**Input material:**

^^^^^^^^^^^^^^^^

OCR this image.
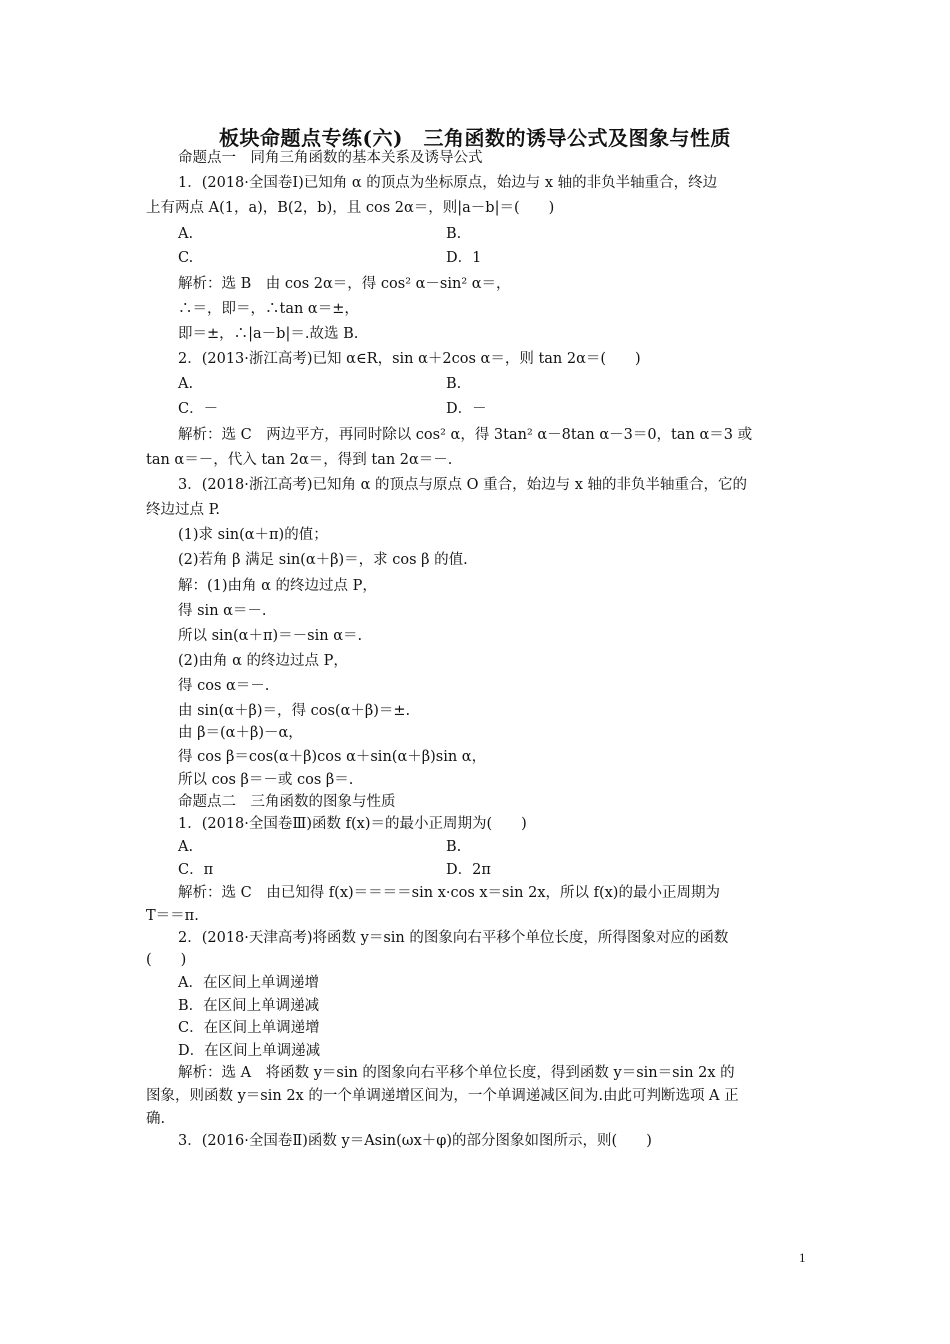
板块命题点专练(六)　三角函数的诱导公式及图象与性质
命题点一　同角三角函数的基本关系及诱导公式
1．(2018·全国卷Ⅰ)已知角 α 的顶点为坐标原点，始边与 x 轴的非负半轴重合，终边
上有两点 A(1，a)，B(2，b)，且 cos 2α＝，则|a－b|＝(　　)
A.	B.
C.	D．1
解析：选 B　由 cos 2α＝，得 cos² α－sin² α＝，
∴＝，即＝，∴tan α＝±，
即＝±，∴|a－b|＝.故选 B.
2．(2013·浙江高考)已知 α∈R，sin α＋2cos α＝，则 tan 2α＝(　　)
A.	B.
C．－	D．－
解析：选 C　两边平方，再同时除以 cos² α，得 3tan² α－8tan α－3＝0，tan α＝3 或
tan α＝－，代入 tan 2α＝，得到 tan 2α＝－.
3．(2018·浙江高考)已知角 α 的顶点与原点 O 重合，始边与 x 轴的非负半轴重合，它的
终边过点 P.
(1)求 sin(α＋π)的值；
(2)若角 β 满足 sin(α＋β)＝，求 cos β 的值.
解：(1)由角 α 的终边过点 P，
得 sin α＝－.
所以 sin(α＋π)＝－sin α＝.
(2)由角 α 的终边过点 P，
得 cos α＝－.
由 sin(α＋β)＝，得 cos(α＋β)＝±.
由 β＝(α＋β)－α，
得 cos β＝cos(α＋β)cos α＋sin(α＋β)sin α，
所以 cos β＝－或 cos β＝.
命题点二　三角函数的图象与性质
1．(2018·全国卷Ⅲ)函数 f(x)＝的最小正周期为(　　)
A.	B.
C．π	D．2π
解析：选 C　由已知得 f(x)＝＝＝＝sin x·cos x＝sin 2x，所以 f(x)的最小正周期为
T＝＝π.
2．(2018·天津高考)将函数 y＝sin 的图象向右平移个单位长度，所得图象对应的函数
(　　)
A．在区间上单调递增
B．在区间上单调递减
C．在区间上单调递增
D．在区间上单调递减
解析：选 A　将函数 y＝sin 的图象向右平移个单位长度，得到函数 y＝sin＝sin 2x 的
图象，则函数 y＝sin 2x 的一个单调递增区间为，一个单调递减区间为.由此可判断选项 A 正
确.
3．(2016·全国卷Ⅱ)函数 y＝Asin(ωx＋φ)的部分图象如图所示，则(　　)
1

^^^^^^^^^^^^^^^^

**Problem statement:** Copy the whole of the material above exactly, but not its images.

**Result for this exercise:**
OCR this image.
板块命题点专练(六)　三角函数的诱导公式及图象与性质
命题点一　同角三角函数的基本关系及诱导公式
1．(2018·全国卷Ⅰ)已知角 α 的顶点为坐标原点，始边与 x 轴的非负半轴重合，终边
上有两点 A(1，a)，B(2，b)，且 cos 2α＝，则|a－b|＝(　　)
A.	B.
C.	D．1
解析：选 B　由 cos 2α＝，得 cos² α－sin² α＝，
∴＝，即＝，∴tan α＝±，
即＝±，∴|a－b|＝.故选 B.
2．(2013·浙江高考)已知 α∈R，sin α＋2cos α＝，则 tan 2α＝(　　)
A.	B.
C．－	D．－
解析：选 C　两边平方，再同时除以 cos² α，得 3tan² α－8tan α－3＝0，tan α＝3 或
tan α＝－，代入 tan 2α＝，得到 tan 2α＝－.
3．(2018·浙江高考)已知角 α 的顶点与原点 O 重合，始边与 x 轴的非负半轴重合，它的
终边过点 P.
(1)求 sin(α＋π)的值；
(2)若角 β 满足 sin(α＋β)＝，求 cos β 的值.
解：(1)由角 α 的终边过点 P，
得 sin α＝－.
所以 sin(α＋π)＝－sin α＝.
(2)由角 α 的终边过点 P，
得 cos α＝－.
由 sin(α＋β)＝，得 cos(α＋β)＝±.
由 β＝(α＋β)－α，
得 cos β＝cos(α＋β)cos α＋sin(α＋β)sin α，
所以 cos β＝－或 cos β＝.
命题点二　三角函数的图象与性质
1．(2018·全国卷Ⅲ)函数 f(x)＝的最小正周期为(　　)
A.	B.
C．π	D．2π
解析：选 C　由已知得 f(x)＝＝＝＝sin x·cos x＝sin 2x，所以 f(x)的最小正周期为
T＝＝π.
2．(2018·天津高考)将函数 y＝sin 的图象向右平移个单位长度，所得图象对应的函数
(　　)
A．在区间上单调递增
B．在区间上单调递减
C．在区间上单调递增
D．在区间上单调递减
解析：选 A　将函数 y＝sin 的图象向右平移个单位长度，得到函数 y＝sin＝sin 2x 的
图象，则函数 y＝sin 2x 的一个单调递增区间为，一个单调递减区间为.由此可判断选项 A 正
确.
3．(2016·全国卷Ⅱ)函数 y＝Asin(ωx＋φ)的部分图象如图所示，则(　　)
1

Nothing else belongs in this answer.